• _TASK GOAL_
Select each line where the word "data" appears.

----------

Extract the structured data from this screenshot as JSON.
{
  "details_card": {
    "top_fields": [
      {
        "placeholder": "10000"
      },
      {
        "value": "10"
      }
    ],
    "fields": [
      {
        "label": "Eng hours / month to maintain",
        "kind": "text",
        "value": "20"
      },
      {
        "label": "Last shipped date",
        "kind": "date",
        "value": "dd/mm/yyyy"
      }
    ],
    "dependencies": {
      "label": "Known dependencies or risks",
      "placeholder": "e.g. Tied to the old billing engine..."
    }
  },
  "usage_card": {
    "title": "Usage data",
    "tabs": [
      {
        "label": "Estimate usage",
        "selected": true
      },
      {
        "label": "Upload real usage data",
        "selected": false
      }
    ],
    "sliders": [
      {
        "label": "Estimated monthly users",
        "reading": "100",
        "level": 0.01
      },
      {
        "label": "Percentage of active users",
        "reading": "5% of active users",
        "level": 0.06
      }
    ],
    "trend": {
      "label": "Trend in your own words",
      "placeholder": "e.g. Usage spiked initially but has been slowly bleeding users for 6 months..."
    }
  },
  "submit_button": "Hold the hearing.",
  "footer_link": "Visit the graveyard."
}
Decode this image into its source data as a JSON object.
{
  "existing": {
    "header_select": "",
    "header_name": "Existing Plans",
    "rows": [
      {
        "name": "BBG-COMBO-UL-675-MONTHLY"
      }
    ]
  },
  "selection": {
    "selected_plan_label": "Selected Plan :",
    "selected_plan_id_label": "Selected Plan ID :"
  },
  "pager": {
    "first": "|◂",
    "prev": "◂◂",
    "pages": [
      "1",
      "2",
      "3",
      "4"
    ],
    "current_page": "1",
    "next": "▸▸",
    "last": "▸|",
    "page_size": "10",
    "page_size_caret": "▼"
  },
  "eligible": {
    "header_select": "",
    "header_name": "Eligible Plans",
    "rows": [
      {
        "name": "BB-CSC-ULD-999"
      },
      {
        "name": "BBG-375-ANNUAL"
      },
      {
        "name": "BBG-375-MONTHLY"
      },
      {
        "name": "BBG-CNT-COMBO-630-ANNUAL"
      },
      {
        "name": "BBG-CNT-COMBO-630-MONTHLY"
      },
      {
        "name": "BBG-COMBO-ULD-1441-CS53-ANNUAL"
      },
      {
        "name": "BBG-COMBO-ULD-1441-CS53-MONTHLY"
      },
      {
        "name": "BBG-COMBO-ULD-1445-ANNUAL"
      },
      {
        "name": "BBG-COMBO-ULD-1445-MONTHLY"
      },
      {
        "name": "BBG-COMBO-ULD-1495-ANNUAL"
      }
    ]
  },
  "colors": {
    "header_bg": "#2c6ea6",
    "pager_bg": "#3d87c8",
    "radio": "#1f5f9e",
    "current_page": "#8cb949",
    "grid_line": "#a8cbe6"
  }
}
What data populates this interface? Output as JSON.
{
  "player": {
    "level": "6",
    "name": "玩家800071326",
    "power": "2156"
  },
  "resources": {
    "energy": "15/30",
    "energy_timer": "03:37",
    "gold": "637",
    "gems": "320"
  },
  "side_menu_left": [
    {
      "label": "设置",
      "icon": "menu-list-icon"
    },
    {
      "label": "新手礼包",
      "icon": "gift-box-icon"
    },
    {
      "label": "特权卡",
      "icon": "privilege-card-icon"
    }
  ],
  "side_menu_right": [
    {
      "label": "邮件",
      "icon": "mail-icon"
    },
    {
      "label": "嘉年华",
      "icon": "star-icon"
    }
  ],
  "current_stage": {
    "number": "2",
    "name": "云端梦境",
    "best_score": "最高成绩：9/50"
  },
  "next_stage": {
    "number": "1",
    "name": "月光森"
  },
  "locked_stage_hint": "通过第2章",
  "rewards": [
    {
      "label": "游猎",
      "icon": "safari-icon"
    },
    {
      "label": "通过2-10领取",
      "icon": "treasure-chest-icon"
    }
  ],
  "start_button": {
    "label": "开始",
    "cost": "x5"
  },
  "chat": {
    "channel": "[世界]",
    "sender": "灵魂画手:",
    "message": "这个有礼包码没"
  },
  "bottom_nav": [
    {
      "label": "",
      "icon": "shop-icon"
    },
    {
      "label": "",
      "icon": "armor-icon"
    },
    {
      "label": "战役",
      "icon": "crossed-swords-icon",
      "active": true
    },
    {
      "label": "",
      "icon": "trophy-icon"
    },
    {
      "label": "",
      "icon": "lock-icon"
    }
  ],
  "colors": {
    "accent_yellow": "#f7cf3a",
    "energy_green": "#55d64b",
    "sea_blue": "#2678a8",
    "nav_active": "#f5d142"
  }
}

----------

• _EXERCISE OUTPUT_
Extract the structured data from this screenshot as JSON.
    "title": "Usage data",
        "label": "Upload real usage data",
Decode this image into its source data as a JSON object.
What data populates this interface? Output as JSON.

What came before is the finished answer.